Collect every line that includes the string "data".

>> begin RECORDS FOR THE TASK

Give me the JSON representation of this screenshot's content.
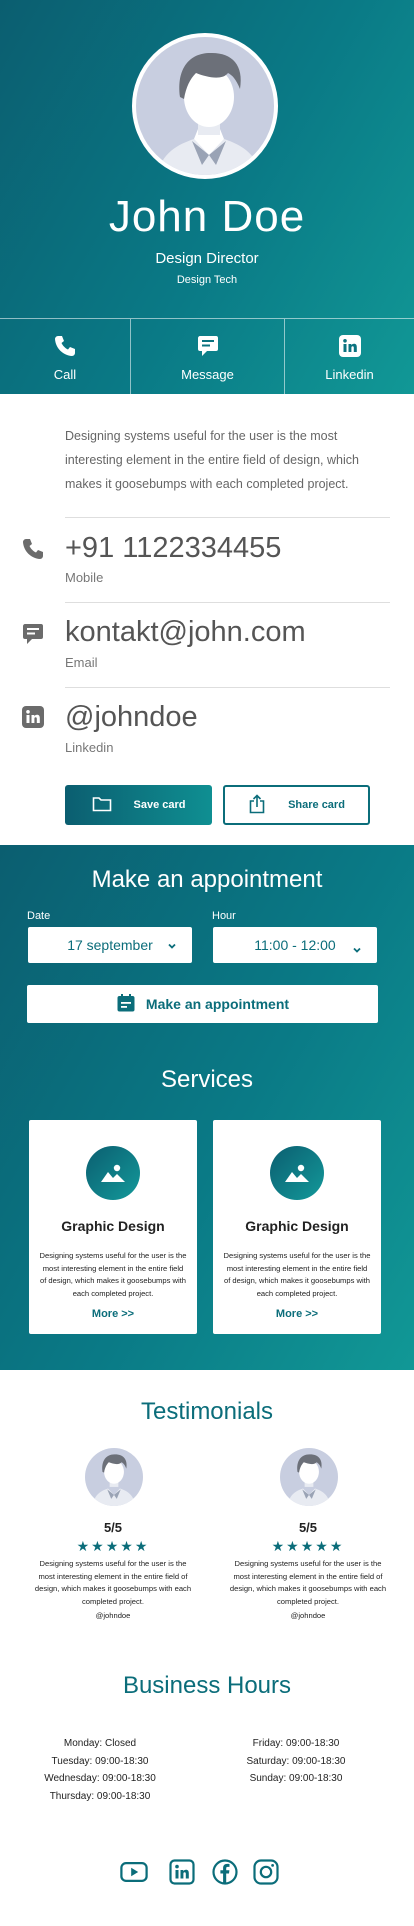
{
  "profile": {
    "name": "John Doe",
    "title": "Design Director",
    "company": "Design Tech"
  },
  "quick_actions": [
    {
      "label": "Call",
      "icon": "phone-icon"
    },
    {
      "label": "Message",
      "icon": "message-icon"
    },
    {
      "label": "Linkedin",
      "icon": "linkedin-icon"
    }
  ],
  "bio": "Designing systems useful for the user is the most interesting element in the entire field of design, which makes it goosebumps with each completed project.",
  "contacts": [
    {
      "value": "+91 1122334455",
      "label": "Mobile",
      "icon": "phone-icon"
    },
    {
      "value": "kontakt@john.com",
      "label": "Email",
      "icon": "message-icon"
    },
    {
      "value": "@johndoe",
      "label": "Linkedin",
      "icon": "linkedin-icon"
    }
  ],
  "actions": {
    "save_label": "Save card",
    "share_label": "Share card"
  },
  "appointment": {
    "heading_prefix": "Make an ",
    "heading_strong": "appointment",
    "date_label": "Date",
    "date_value": "17 september",
    "hour_label": "Hour",
    "hour_value": "11:00 - 12:00",
    "button_label": "Make an appointment"
  },
  "services": {
    "heading": "Services",
    "items": [
      {
        "title": "Graphic Design",
        "description": "Designing systems useful for the user is the most interesting element in the entire field of design, which makes it goosebumps with each completed project.",
        "more": "More >>",
        "icon": "image-icon"
      },
      {
        "title": "Graphic Design",
        "description": "Designing systems useful for the user is the most interesting element in the entire field of design, which makes it goosebumps with each completed project.",
        "more": "More >>",
        "icon": "image-icon"
      }
    ]
  },
  "testimonials": {
    "heading": "Testimonials",
    "items": [
      {
        "rating": "5/5",
        "stars": 5,
        "text": "Designing systems useful for the user is the most interesting element in the entire field of design, which makes it goosebumps with each completed project.",
        "handle": "@johndoe"
      },
      {
        "rating": "5/5",
        "stars": 5,
        "text": "Designing systems useful for the user is the most interesting element in the entire field of design, which makes it goosebumps with each completed project.",
        "handle": "@johndoe"
      }
    ]
  },
  "hours": {
    "heading": "Business Hours",
    "left": [
      "Monday: Closed",
      "Tuesday: 09:00-18:30",
      "Wednesday: 09:00-18:30",
      "Thursday: 09:00-18:30"
    ],
    "right": [
      "Friday: 09:00-18:30",
      "Saturday: 09:00-18:30",
      "Sunday: 09:00-18:30"
    ]
  },
  "social": [
    "youtube-icon",
    "linkedin-icon",
    "facebook-icon",
    "instagram-icon"
  ],
  "colors": {
    "accent": "#0b6d7a",
    "accent_light": "#119896"
  }
}
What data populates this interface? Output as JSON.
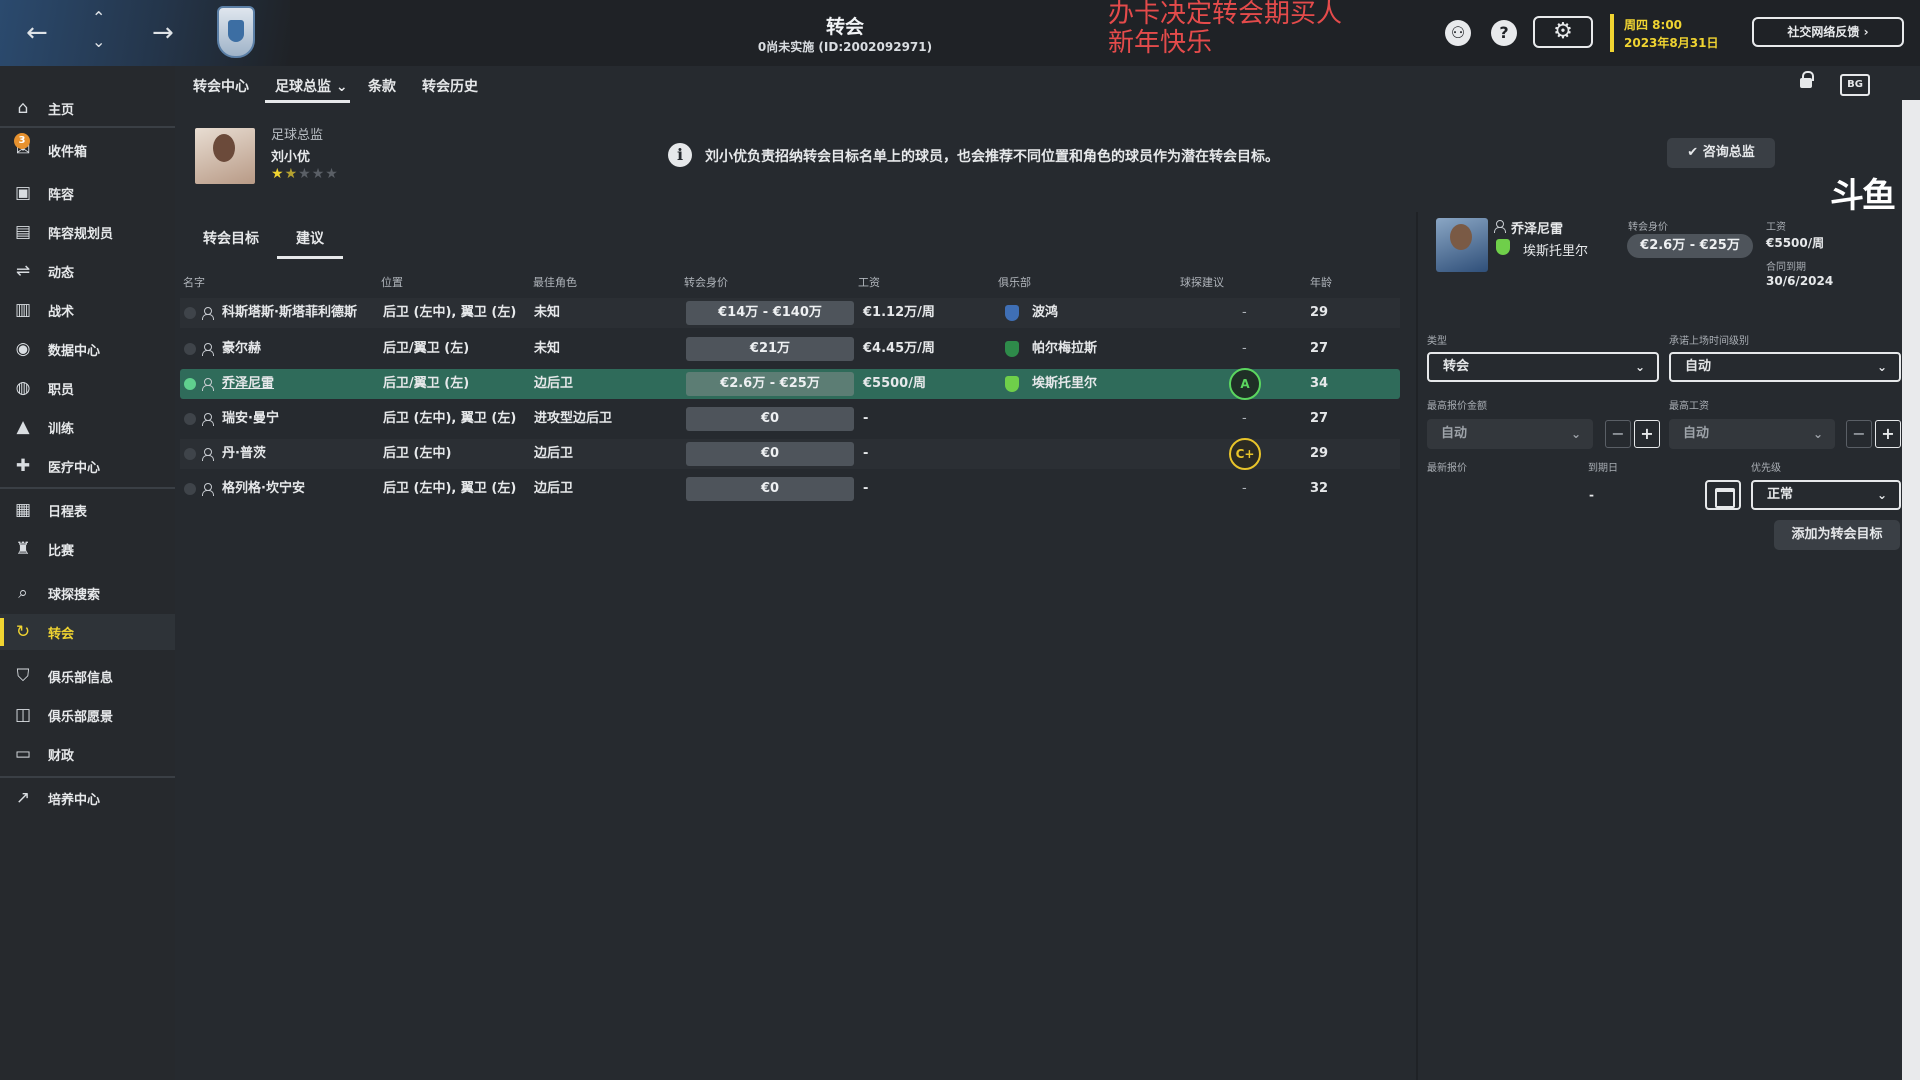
{
  "header": {
    "title": "转会",
    "subtitle": "0尚未实施 (ID:200209297​1)",
    "overlay_line1": "办卡决定转会期买人",
    "overlay_line2": "新年快乐",
    "date_line1": "周四 8:00",
    "date_line2": "2023年8月31日",
    "feedback_label": "社交网络反馈",
    "icons": [
      "back-arrow-icon",
      "up-chevron-icon",
      "down-chevron-icon",
      "forward-arrow-icon",
      "brain-icon",
      "help-icon",
      "gear-icon"
    ]
  },
  "sidebar": {
    "inbox_badge": "3",
    "items": [
      {
        "label": "主页",
        "icon": "home-icon"
      },
      {
        "label": "收件箱",
        "icon": "inbox-icon"
      },
      {
        "label": "阵容",
        "icon": "shirt-icon"
      },
      {
        "label": "阵容规划员",
        "icon": "clipboard-icon"
      },
      {
        "label": "动态",
        "icon": "dynamics-icon"
      },
      {
        "label": "战术",
        "icon": "tactics-icon"
      },
      {
        "label": "数据中心",
        "icon": "data-icon"
      },
      {
        "label": "职员",
        "icon": "staff-icon"
      },
      {
        "label": "训练",
        "icon": "training-icon"
      },
      {
        "label": "医疗中心",
        "icon": "medical-icon"
      },
      {
        "label": "日程表",
        "icon": "calendar-icon"
      },
      {
        "label": "比赛",
        "icon": "trophy-icon"
      },
      {
        "label": "球探搜索",
        "icon": "search-icon"
      },
      {
        "label": "转会",
        "icon": "transfer-icon"
      },
      {
        "label": "俱乐部信息",
        "icon": "shield-icon"
      },
      {
        "label": "俱乐部愿景",
        "icon": "vision-icon"
      },
      {
        "label": "财政",
        "icon": "finance-icon"
      },
      {
        "label": "培养中心",
        "icon": "development-icon"
      }
    ]
  },
  "subnav": {
    "items": [
      "转会中心",
      "足球总监",
      "条款",
      "转会历史"
    ],
    "dropdown_arrow": "⌄",
    "lock_icon": "lock-icon",
    "bg_icon_label": "BG"
  },
  "director": {
    "role": "足球总监",
    "name": "刘小优",
    "rating_stars": 1.5,
    "info_text": "刘小优负责招纳转会目标名单上的球员，也会推荐不同位置和角色的球员作为潜在转会目标。",
    "consult_label": "✔ 咨询总监"
  },
  "tabs": [
    "转会目标",
    "建议"
  ],
  "table": {
    "headers": [
      "名字",
      "位置",
      "最佳角色",
      "转会身价",
      "工资",
      "俱乐部",
      "球探建议",
      "年龄"
    ],
    "rows": [
      {
        "name": "科斯塔斯·斯塔菲利德斯",
        "position": "后卫 (左中), 翼卫 (左)",
        "role": "未知",
        "fee": "€14万 - €140万",
        "wage": "€1.12万/周",
        "club": "波鸿",
        "club_color": "#3f6fb5",
        "scout": "-",
        "age": "29"
      },
      {
        "name": "豪尔赫",
        "position": "后卫/翼卫 (左)",
        "role": "未知",
        "fee": "€21万",
        "wage": "€4.45万/周",
        "club": "帕尔梅拉斯",
        "club_color": "#2e8b4a",
        "scout": "-",
        "age": "27"
      },
      {
        "name": "乔泽尼雷",
        "position": "后卫/翼卫 (左)",
        "role": "边后卫",
        "fee": "€2.6万 - €25万",
        "wage": "€5500/周",
        "club": "埃斯托里尔",
        "club_color": "#6fcf4a",
        "scout": "A",
        "age": "34",
        "selected": true
      },
      {
        "name": "瑞安·曼宁",
        "position": "后卫 (左中), 翼卫 (左)",
        "role": "进攻型边后卫",
        "fee": "€0",
        "wage": "-",
        "club": "",
        "scout": "-",
        "age": "27"
      },
      {
        "name": "丹·普茨",
        "position": "后卫 (左中)",
        "role": "边后卫",
        "fee": "€0",
        "wage": "-",
        "club": "",
        "scout": "C+",
        "age": "29"
      },
      {
        "name": "格列格·坎宁安",
        "position": "后卫 (左中), 翼卫 (左)",
        "role": "边后卫",
        "fee": "€0",
        "wage": "-",
        "club": "",
        "scout": "-",
        "age": "32"
      }
    ]
  },
  "right_panel": {
    "player_name": "乔泽尼雷",
    "player_club": "埃斯托里尔",
    "fee_label": "转会身价",
    "fee_value": "€2.6万 - €25万",
    "wage_label": "工资",
    "wage_value": "€5500/周",
    "contract_label": "合同到期",
    "contract_value": "30/6/2024",
    "type_label": "类型",
    "type_value": "转会",
    "playtime_label": "承诺上场时间级别",
    "playtime_value": "自动",
    "max_bid_label": "最高报价金额",
    "max_bid_value": "自动",
    "max_wage_label": "最高工资",
    "max_wage_value": "自动",
    "latest_bid_label": "最新报价",
    "latest_bid_value": "-",
    "deadline_label": "到期日",
    "priority_label": "优先级",
    "priority_value": "正常",
    "add_target_label": "添加为转会目标",
    "minus": "−",
    "plus": "+"
  },
  "watermark": "斗鱼"
}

>> end RECORDS FOR THE TASK

FULL OUTPUT
What data populates this interface? Output as JSON.
        "icon": "data-icon"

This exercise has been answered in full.